Figure record extracts
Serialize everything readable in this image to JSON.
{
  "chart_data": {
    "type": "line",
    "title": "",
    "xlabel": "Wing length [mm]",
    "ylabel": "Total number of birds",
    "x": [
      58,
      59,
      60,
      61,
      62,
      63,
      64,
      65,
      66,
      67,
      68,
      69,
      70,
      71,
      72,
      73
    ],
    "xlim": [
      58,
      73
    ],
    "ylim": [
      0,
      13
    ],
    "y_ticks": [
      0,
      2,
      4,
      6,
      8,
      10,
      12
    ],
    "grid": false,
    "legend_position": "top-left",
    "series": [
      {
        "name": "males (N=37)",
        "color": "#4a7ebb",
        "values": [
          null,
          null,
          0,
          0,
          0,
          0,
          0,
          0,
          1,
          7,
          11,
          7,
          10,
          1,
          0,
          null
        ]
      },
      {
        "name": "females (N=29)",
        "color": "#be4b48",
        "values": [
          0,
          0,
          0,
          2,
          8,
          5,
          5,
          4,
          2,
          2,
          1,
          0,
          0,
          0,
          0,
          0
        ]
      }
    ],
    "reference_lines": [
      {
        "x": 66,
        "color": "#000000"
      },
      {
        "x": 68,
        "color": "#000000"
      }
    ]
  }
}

→ Objective
Repeat the material above exactly.

→ The response
Serialize everything readable in this image to JSON.
{
  "chart_data": {
    "type": "line",
    "title": "",
    "xlabel": "Wing length [mm]",
    "ylabel": "Total number of birds",
    "x": [
      58,
      59,
      60,
      61,
      62,
      63,
      64,
      65,
      66,
      67,
      68,
      69,
      70,
      71,
      72,
      73
    ],
    "xlim": [
      58,
      73
    ],
    "ylim": [
      0,
      13
    ],
    "y_ticks": [
      0,
      2,
      4,
      6,
      8,
      10,
      12
    ],
    "grid": false,
    "legend_position": "top-left",
    "series": [
      {
        "name": "males (N=37)",
        "color": "#4a7ebb",
        "values": [
          null,
          null,
          0,
          0,
          0,
          0,
          0,
          0,
          1,
          7,
          11,
          7,
          10,
          1,
          0,
          null
        ]
      },
      {
        "name": "females (N=29)",
        "color": "#be4b48",
        "values": [
          0,
          0,
          0,
          2,
          8,
          5,
          5,
          4,
          2,
          2,
          1,
          0,
          0,
          0,
          0,
          0
        ]
      }
    ],
    "reference_lines": [
      {
        "x": 66,
        "color": "#000000"
      },
      {
        "x": 68,
        "color": "#000000"
      }
    ]
  }
}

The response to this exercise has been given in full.